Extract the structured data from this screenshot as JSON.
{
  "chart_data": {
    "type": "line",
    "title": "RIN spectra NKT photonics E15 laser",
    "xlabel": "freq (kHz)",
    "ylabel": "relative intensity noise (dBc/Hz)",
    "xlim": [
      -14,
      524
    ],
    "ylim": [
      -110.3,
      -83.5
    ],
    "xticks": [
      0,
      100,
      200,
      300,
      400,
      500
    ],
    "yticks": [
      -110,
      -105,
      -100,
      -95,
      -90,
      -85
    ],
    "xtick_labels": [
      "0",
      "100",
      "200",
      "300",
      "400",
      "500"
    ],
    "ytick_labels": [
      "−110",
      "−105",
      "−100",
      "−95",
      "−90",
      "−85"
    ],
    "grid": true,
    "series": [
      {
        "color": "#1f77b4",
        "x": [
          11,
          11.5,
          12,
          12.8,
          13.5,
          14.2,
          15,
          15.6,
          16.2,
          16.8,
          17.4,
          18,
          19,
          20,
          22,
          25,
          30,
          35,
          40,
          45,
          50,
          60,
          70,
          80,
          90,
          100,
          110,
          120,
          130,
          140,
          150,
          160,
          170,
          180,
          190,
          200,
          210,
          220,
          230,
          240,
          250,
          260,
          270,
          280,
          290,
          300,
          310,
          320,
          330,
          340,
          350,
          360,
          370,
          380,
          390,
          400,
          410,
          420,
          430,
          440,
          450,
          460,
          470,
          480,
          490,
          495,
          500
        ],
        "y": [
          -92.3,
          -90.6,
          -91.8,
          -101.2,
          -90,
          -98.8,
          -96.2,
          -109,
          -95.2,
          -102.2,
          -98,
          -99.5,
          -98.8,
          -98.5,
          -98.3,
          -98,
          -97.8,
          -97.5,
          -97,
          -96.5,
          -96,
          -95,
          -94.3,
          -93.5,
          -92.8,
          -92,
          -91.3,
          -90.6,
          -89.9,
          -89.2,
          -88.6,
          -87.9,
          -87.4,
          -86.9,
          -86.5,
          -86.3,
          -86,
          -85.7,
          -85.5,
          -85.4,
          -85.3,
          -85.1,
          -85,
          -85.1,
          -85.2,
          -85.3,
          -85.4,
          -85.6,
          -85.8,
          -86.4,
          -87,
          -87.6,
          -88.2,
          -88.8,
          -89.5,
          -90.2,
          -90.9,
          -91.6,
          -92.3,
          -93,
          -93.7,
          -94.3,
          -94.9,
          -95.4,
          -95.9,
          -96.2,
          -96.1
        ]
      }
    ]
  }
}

════════════════════

**To do:** All of the material above needs to be retyped word for word.

**Complete response:**
Extract the structured data from this screenshot as JSON.
{
  "chart_data": {
    "type": "line",
    "title": "RIN spectra NKT photonics E15 laser",
    "xlabel": "freq (kHz)",
    "ylabel": "relative intensity noise (dBc/Hz)",
    "xlim": [
      -14,
      524
    ],
    "ylim": [
      -110.3,
      -83.5
    ],
    "xticks": [
      0,
      100,
      200,
      300,
      400,
      500
    ],
    "yticks": [
      -110,
      -105,
      -100,
      -95,
      -90,
      -85
    ],
    "xtick_labels": [
      "0",
      "100",
      "200",
      "300",
      "400",
      "500"
    ],
    "ytick_labels": [
      "−110",
      "−105",
      "−100",
      "−95",
      "−90",
      "−85"
    ],
    "grid": true,
    "series": [
      {
        "color": "#1f77b4",
        "x": [
          11,
          11.5,
          12,
          12.8,
          13.5,
          14.2,
          15,
          15.6,
          16.2,
          16.8,
          17.4,
          18,
          19,
          20,
          22,
          25,
          30,
          35,
          40,
          45,
          50,
          60,
          70,
          80,
          90,
          100,
          110,
          120,
          130,
          140,
          150,
          160,
          170,
          180,
          190,
          200,
          210,
          220,
          230,
          240,
          250,
          260,
          270,
          280,
          290,
          300,
          310,
          320,
          330,
          340,
          350,
          360,
          370,
          380,
          390,
          400,
          410,
          420,
          430,
          440,
          450,
          460,
          470,
          480,
          490,
          495,
          500
        ],
        "y": [
          -92.3,
          -90.6,
          -91.8,
          -101.2,
          -90,
          -98.8,
          -96.2,
          -109,
          -95.2,
          -102.2,
          -98,
          -99.5,
          -98.8,
          -98.5,
          -98.3,
          -98,
          -97.8,
          -97.5,
          -97,
          -96.5,
          -96,
          -95,
          -94.3,
          -93.5,
          -92.8,
          -92,
          -91.3,
          -90.6,
          -89.9,
          -89.2,
          -88.6,
          -87.9,
          -87.4,
          -86.9,
          -86.5,
          -86.3,
          -86,
          -85.7,
          -85.5,
          -85.4,
          -85.3,
          -85.1,
          -85,
          -85.1,
          -85.2,
          -85.3,
          -85.4,
          -85.6,
          -85.8,
          -86.4,
          -87,
          -87.6,
          -88.2,
          -88.8,
          -89.5,
          -90.2,
          -90.9,
          -91.6,
          -92.3,
          -93,
          -93.7,
          -94.3,
          -94.9,
          -95.4,
          -95.9,
          -96.2,
          -96.1
        ]
      }
    ]
  }
}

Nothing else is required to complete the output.